:: Given records ::

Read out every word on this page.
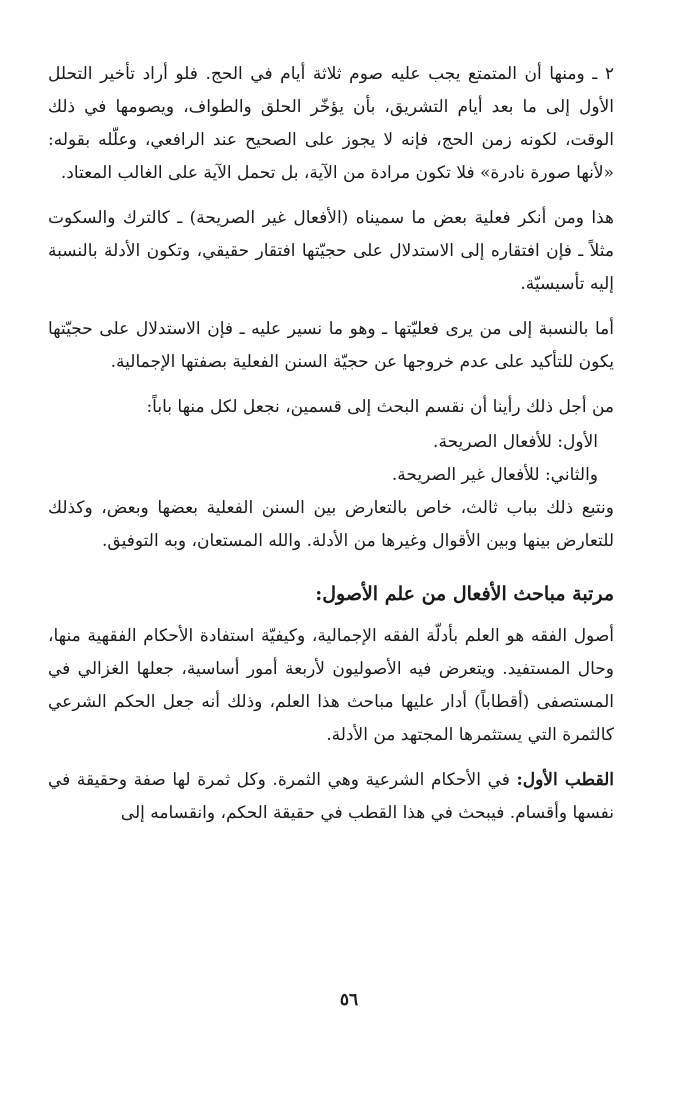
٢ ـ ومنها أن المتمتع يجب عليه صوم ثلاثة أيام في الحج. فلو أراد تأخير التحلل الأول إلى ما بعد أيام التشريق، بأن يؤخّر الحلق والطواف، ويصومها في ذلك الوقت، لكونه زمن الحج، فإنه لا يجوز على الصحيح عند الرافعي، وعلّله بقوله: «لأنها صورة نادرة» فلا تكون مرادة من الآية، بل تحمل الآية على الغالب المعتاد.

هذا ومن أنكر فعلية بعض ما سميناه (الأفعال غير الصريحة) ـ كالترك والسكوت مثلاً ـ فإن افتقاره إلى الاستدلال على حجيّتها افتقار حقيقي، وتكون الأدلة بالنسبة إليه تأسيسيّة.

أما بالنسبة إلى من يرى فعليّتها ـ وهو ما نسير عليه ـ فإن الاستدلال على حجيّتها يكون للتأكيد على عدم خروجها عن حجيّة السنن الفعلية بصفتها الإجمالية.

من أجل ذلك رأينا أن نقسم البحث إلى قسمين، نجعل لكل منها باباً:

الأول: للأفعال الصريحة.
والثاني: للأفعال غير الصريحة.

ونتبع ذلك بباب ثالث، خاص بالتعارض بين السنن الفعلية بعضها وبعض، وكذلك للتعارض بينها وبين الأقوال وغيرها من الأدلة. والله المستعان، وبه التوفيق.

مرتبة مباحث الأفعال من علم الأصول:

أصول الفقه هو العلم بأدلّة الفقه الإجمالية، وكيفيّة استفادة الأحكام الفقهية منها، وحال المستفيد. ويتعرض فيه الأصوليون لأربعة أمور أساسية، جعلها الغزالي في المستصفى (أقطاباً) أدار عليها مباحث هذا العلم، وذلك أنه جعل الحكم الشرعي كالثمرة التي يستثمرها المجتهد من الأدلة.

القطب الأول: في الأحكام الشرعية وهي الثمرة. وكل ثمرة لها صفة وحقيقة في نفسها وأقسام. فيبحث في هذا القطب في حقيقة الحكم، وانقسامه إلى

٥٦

:::
:: Given records ::

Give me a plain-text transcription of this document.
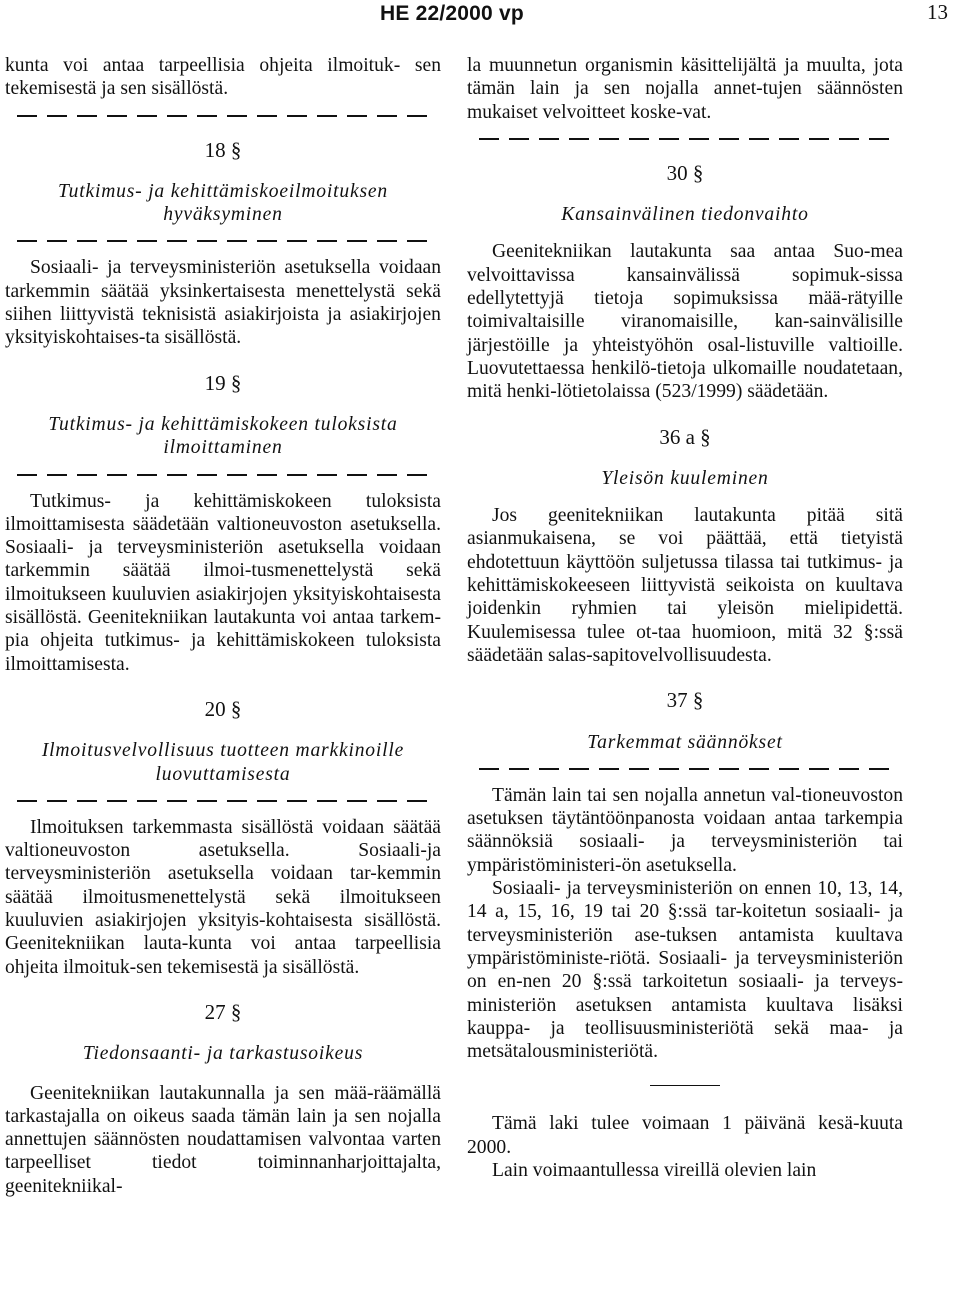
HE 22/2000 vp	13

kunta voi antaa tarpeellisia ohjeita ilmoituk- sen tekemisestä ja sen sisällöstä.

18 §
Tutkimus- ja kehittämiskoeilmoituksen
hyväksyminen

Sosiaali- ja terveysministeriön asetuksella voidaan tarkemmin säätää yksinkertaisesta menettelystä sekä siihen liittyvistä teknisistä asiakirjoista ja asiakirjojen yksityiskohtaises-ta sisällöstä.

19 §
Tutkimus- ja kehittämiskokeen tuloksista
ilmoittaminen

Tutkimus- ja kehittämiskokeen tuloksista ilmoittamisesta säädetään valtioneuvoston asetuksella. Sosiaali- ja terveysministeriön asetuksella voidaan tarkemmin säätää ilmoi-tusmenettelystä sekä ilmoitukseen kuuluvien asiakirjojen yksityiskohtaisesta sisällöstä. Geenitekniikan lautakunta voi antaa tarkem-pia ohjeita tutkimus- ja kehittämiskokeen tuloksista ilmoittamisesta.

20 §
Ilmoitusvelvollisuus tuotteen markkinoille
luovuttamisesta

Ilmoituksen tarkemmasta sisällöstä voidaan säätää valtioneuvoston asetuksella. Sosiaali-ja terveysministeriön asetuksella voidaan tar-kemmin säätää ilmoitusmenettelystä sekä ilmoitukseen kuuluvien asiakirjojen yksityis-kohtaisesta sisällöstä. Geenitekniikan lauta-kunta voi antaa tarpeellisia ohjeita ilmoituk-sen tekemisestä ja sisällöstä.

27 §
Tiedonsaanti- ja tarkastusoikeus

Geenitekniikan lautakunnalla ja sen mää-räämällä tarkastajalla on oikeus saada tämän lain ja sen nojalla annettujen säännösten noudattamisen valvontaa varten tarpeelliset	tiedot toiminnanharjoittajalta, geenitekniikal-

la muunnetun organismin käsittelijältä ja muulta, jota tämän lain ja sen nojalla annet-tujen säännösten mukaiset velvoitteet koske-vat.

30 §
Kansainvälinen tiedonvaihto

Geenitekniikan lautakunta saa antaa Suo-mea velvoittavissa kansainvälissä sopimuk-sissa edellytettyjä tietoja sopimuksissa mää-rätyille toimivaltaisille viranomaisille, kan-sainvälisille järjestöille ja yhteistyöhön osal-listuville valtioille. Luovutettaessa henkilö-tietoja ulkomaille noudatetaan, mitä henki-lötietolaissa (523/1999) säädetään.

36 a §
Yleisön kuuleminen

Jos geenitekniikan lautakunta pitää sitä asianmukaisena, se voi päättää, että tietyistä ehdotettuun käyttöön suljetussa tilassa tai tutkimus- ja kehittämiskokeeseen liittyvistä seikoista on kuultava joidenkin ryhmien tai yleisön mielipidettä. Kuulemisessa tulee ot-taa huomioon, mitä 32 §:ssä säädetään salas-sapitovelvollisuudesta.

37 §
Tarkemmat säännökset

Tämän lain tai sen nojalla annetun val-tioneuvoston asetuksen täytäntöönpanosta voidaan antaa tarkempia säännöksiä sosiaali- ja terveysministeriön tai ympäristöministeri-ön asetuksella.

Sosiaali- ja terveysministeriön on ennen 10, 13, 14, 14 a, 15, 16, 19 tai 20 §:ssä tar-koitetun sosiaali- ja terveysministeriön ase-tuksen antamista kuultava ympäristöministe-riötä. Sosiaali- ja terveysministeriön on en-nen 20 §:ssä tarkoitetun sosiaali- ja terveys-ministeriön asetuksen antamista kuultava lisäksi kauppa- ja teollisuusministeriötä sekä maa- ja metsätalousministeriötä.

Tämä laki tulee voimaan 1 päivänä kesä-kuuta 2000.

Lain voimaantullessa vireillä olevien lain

:::

**Exercise aim**
Copy each line holding the word "الأحكام" from the listing above.

**The output**
أصول الفقه هو العلم بأدلّة الفقه الإجمالية، وكيفيّة استفادة الأحكام الفقهية منها، وحال المستفيد. ويتعرض فيه الأصوليون لأربعة أمور أساسية، جعلها الغزالي في المستصفى (أقطاباً) أدار عليها مباحث هذا العلم، وذلك أنه جعل الحكم الشرعي كالثمرة التي يستثمرها المجتهد من الأدلة.
القطب الأول: في الأحكام الشرعية وهي الثمرة. وكل ثمرة لها صفة وحقيقة في نفسها وأقسام. فيبحث في هذا القطب في حقيقة الحكم، وانقسامه إلى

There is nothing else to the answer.